• [Dataset records]:
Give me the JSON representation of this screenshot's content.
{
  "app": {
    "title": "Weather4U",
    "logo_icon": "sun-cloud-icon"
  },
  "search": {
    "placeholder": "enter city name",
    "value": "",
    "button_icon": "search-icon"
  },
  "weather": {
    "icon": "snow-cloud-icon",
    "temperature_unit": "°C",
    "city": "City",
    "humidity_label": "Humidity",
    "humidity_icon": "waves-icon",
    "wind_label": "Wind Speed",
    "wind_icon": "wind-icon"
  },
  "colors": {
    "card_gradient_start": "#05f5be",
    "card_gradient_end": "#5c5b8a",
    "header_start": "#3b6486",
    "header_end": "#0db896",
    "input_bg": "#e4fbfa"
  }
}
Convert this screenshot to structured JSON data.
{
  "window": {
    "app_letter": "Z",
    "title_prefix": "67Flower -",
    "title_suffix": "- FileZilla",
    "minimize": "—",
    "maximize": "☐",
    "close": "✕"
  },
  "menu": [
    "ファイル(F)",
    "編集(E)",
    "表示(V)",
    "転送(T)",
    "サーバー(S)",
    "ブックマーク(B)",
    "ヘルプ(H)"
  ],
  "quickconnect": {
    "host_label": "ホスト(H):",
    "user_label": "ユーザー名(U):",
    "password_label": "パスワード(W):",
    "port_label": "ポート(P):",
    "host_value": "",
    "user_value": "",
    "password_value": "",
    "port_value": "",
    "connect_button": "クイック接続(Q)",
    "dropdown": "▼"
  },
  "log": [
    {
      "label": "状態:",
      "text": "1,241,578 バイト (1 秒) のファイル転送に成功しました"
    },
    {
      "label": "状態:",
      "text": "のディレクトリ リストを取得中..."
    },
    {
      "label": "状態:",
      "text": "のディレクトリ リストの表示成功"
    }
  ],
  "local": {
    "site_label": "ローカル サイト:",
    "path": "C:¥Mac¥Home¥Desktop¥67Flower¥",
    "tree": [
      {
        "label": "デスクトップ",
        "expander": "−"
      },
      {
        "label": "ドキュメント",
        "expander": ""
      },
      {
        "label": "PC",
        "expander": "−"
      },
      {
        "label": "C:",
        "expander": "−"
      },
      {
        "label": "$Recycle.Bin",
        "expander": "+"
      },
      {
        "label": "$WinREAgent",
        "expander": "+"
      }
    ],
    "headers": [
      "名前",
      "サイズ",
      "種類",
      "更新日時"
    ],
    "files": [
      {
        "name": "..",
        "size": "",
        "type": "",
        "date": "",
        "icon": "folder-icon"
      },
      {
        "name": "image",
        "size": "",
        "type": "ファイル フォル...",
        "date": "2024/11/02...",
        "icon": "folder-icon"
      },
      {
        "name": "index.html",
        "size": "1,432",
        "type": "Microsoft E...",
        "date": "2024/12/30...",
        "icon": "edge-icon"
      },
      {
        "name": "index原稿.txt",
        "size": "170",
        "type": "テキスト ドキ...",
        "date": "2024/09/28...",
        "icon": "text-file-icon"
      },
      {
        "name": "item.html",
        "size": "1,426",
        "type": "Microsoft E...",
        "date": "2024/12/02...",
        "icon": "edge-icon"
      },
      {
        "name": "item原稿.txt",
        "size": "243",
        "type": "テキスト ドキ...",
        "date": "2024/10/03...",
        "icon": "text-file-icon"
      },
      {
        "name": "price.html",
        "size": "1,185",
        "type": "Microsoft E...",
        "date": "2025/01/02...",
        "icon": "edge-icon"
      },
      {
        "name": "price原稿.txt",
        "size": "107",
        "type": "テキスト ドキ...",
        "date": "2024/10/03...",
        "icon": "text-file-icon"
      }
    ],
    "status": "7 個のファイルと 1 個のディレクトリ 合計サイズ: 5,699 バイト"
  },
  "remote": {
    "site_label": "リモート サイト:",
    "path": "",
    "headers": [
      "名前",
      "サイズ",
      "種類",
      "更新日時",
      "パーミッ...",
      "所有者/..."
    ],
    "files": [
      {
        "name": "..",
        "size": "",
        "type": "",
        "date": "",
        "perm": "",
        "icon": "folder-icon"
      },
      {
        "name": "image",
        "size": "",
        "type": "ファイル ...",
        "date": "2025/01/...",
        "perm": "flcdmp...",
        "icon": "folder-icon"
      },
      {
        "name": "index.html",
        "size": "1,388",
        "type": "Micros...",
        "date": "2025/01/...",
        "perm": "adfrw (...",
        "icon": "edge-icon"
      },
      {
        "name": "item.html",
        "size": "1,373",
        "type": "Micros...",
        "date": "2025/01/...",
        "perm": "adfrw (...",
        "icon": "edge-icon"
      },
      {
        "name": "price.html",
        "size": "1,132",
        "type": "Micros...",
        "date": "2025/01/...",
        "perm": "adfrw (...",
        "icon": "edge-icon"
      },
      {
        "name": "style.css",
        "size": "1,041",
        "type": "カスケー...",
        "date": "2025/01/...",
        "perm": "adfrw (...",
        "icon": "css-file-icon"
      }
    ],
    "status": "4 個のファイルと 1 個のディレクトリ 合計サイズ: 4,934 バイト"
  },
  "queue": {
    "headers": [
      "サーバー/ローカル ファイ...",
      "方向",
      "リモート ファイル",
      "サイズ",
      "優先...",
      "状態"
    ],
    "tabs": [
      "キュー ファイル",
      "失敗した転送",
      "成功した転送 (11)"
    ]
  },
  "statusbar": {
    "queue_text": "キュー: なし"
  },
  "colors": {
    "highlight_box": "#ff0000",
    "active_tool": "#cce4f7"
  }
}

• [THE REQUEST]:
Produce an exact copy of the whole listing.

• [FINISHED EXERCISE]:
Give me the JSON representation of this screenshot's content.
{
  "app": {
    "title": "Weather4U",
    "logo_icon": "sun-cloud-icon"
  },
  "search": {
    "placeholder": "enter city name",
    "value": "",
    "button_icon": "search-icon"
  },
  "weather": {
    "icon": "snow-cloud-icon",
    "temperature_unit": "°C",
    "city": "City",
    "humidity_label": "Humidity",
    "humidity_icon": "waves-icon",
    "wind_label": "Wind Speed",
    "wind_icon": "wind-icon"
  },
  "colors": {
    "card_gradient_start": "#05f5be",
    "card_gradient_end": "#5c5b8a",
    "header_start": "#3b6486",
    "header_end": "#0db896",
    "input_bg": "#e4fbfa"
  }
}
Convert this screenshot to structured JSON data.
{
  "window": {
    "app_letter": "Z",
    "title_prefix": "67Flower -",
    "title_suffix": "- FileZilla",
    "minimize": "—",
    "maximize": "☐",
    "close": "✕"
  },
  "menu": [
    "ファイル(F)",
    "編集(E)",
    "表示(V)",
    "転送(T)",
    "サーバー(S)",
    "ブックマーク(B)",
    "ヘルプ(H)"
  ],
  "quickconnect": {
    "host_label": "ホスト(H):",
    "user_label": "ユーザー名(U):",
    "password_label": "パスワード(W):",
    "port_label": "ポート(P):",
    "host_value": "",
    "user_value": "",
    "password_value": "",
    "port_value": "",
    "connect_button": "クイック接続(Q)",
    "dropdown": "▼"
  },
  "log": [
    {
      "label": "状態:",
      "text": "1,241,578 バイト (1 秒) のファイル転送に成功しました"
    },
    {
      "label": "状態:",
      "text": "のディレクトリ リストを取得中..."
    },
    {
      "label": "状態:",
      "text": "のディレクトリ リストの表示成功"
    }
  ],
  "local": {
    "site_label": "ローカル サイト:",
    "path": "C:¥Mac¥Home¥Desktop¥67Flower¥",
    "tree": [
      {
        "label": "デスクトップ",
        "expander": "−"
      },
      {
        "label": "ドキュメント",
        "expander": ""
      },
      {
        "label": "PC",
        "expander": "−"
      },
      {
        "label": "C:",
        "expander": "−"
      },
      {
        "label": "$Recycle.Bin",
        "expander": "+"
      },
      {
        "label": "$WinREAgent",
        "expander": "+"
      }
    ],
    "headers": [
      "名前",
      "サイズ",
      "種類",
      "更新日時"
    ],
    "files": [
      {
        "name": "..",
        "size": "",
        "type": "",
        "date": "",
        "icon": "folder-icon"
      },
      {
        "name": "image",
        "size": "",
        "type": "ファイル フォル...",
        "date": "2024/11/02...",
        "icon": "folder-icon"
      },
      {
        "name": "index.html",
        "size": "1,432",
        "type": "Microsoft E...",
        "date": "2024/12/30...",
        "icon": "edge-icon"
      },
      {
        "name": "index原稿.txt",
        "size": "170",
        "type": "テキスト ドキ...",
        "date": "2024/09/28...",
        "icon": "text-file-icon"
      },
      {
        "name": "item.html",
        "size": "1,426",
        "type": "Microsoft E...",
        "date": "2024/12/02...",
        "icon": "edge-icon"
      },
      {
        "name": "item原稿.txt",
        "size": "243",
        "type": "テキスト ドキ...",
        "date": "2024/10/03...",
        "icon": "text-file-icon"
      },
      {
        "name": "price.html",
        "size": "1,185",
        "type": "Microsoft E...",
        "date": "2025/01/02...",
        "icon": "edge-icon"
      },
      {
        "name": "price原稿.txt",
        "size": "107",
        "type": "テキスト ドキ...",
        "date": "2024/10/03...",
        "icon": "text-file-icon"
      }
    ],
    "status": "7 個のファイルと 1 個のディレクトリ 合計サイズ: 5,699 バイト"
  },
  "remote": {
    "site_label": "リモート サイト:",
    "path": "",
    "headers": [
      "名前",
      "サイズ",
      "種類",
      "更新日時",
      "パーミッ...",
      "所有者/..."
    ],
    "files": [
      {
        "name": "..",
        "size": "",
        "type": "",
        "date": "",
        "perm": "",
        "icon": "folder-icon"
      },
      {
        "name": "image",
        "size": "",
        "type": "ファイル ...",
        "date": "2025/01/...",
        "perm": "flcdmp...",
        "icon": "folder-icon"
      },
      {
        "name": "index.html",
        "size": "1,388",
        "type": "Micros...",
        "date": "2025/01/...",
        "perm": "adfrw (...",
        "icon": "edge-icon"
      },
      {
        "name": "item.html",
        "size": "1,373",
        "type": "Micros...",
        "date": "2025/01/...",
        "perm": "adfrw (...",
        "icon": "edge-icon"
      },
      {
        "name": "price.html",
        "size": "1,132",
        "type": "Micros...",
        "date": "2025/01/...",
        "perm": "adfrw (...",
        "icon": "edge-icon"
      },
      {
        "name": "style.css",
        "size": "1,041",
        "type": "カスケー...",
        "date": "2025/01/...",
        "perm": "adfrw (...",
        "icon": "css-file-icon"
      }
    ],
    "status": "4 個のファイルと 1 個のディレクトリ 合計サイズ: 4,934 バイト"
  },
  "queue": {
    "headers": [
      "サーバー/ローカル ファイ...",
      "方向",
      "リモート ファイル",
      "サイズ",
      "優先...",
      "状態"
    ],
    "tabs": [
      "キュー ファイル",
      "失敗した転送",
      "成功した転送 (11)"
    ]
  },
  "statusbar": {
    "queue_text": "キュー: なし"
  },
  "colors": {
    "highlight_box": "#ff0000",
    "active_tool": "#cce4f7"
  }
}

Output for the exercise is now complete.